_What you will do_: Check each line for the word "Phân" and report how many have it. Give nothing else.

_Material to process_:

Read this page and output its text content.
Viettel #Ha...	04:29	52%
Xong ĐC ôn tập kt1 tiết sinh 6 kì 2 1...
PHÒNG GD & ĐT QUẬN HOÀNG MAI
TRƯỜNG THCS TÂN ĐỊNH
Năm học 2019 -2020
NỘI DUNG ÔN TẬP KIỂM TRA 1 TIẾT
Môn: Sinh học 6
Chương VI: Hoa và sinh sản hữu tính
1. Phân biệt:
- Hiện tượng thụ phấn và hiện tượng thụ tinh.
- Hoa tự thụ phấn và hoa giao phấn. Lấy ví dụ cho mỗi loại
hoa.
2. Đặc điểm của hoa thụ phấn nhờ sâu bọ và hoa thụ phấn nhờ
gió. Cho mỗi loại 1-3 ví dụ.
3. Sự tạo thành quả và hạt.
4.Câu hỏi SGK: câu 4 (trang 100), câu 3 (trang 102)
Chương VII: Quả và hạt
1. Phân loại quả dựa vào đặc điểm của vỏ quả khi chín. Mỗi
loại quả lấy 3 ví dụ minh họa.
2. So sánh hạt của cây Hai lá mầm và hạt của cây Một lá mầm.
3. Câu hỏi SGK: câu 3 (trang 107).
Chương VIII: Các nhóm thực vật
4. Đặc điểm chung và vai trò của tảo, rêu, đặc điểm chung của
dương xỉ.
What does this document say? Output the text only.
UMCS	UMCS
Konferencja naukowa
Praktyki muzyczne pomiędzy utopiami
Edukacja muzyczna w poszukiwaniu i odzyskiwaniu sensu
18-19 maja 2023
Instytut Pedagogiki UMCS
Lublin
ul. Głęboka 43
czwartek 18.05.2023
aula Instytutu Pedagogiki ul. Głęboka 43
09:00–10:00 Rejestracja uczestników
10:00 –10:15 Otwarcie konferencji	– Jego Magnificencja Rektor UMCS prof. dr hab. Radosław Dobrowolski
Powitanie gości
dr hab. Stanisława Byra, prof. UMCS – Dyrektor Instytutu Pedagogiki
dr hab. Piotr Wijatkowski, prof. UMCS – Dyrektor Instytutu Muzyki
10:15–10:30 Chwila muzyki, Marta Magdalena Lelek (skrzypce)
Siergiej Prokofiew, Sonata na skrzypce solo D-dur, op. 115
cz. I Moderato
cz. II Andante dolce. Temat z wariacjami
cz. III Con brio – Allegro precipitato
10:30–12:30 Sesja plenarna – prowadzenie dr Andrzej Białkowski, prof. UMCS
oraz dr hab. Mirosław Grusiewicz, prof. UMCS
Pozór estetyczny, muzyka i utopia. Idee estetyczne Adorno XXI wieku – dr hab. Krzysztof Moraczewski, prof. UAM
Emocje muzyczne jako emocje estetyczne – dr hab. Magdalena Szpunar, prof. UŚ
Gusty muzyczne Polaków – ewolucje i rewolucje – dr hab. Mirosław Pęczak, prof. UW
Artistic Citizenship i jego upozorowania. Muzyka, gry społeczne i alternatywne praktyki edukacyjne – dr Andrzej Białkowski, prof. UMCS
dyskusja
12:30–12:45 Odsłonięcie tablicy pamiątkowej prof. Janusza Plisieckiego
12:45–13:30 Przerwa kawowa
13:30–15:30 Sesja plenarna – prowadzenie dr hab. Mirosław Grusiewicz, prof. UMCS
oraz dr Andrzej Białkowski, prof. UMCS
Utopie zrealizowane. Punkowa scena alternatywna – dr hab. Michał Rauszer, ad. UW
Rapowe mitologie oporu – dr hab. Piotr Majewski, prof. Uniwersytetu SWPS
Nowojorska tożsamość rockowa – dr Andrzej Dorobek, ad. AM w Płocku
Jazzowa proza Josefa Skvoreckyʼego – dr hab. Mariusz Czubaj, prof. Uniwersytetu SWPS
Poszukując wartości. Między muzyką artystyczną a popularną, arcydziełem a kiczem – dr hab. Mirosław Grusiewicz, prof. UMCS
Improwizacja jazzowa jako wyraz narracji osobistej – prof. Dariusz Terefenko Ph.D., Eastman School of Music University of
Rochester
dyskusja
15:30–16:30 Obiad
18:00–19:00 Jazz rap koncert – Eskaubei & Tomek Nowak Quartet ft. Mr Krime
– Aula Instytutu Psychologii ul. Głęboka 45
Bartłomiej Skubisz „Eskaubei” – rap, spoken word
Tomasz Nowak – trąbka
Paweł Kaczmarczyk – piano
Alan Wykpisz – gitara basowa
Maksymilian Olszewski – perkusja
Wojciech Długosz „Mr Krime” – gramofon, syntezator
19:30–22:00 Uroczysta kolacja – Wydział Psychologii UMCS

_Solution for this exercise_: 2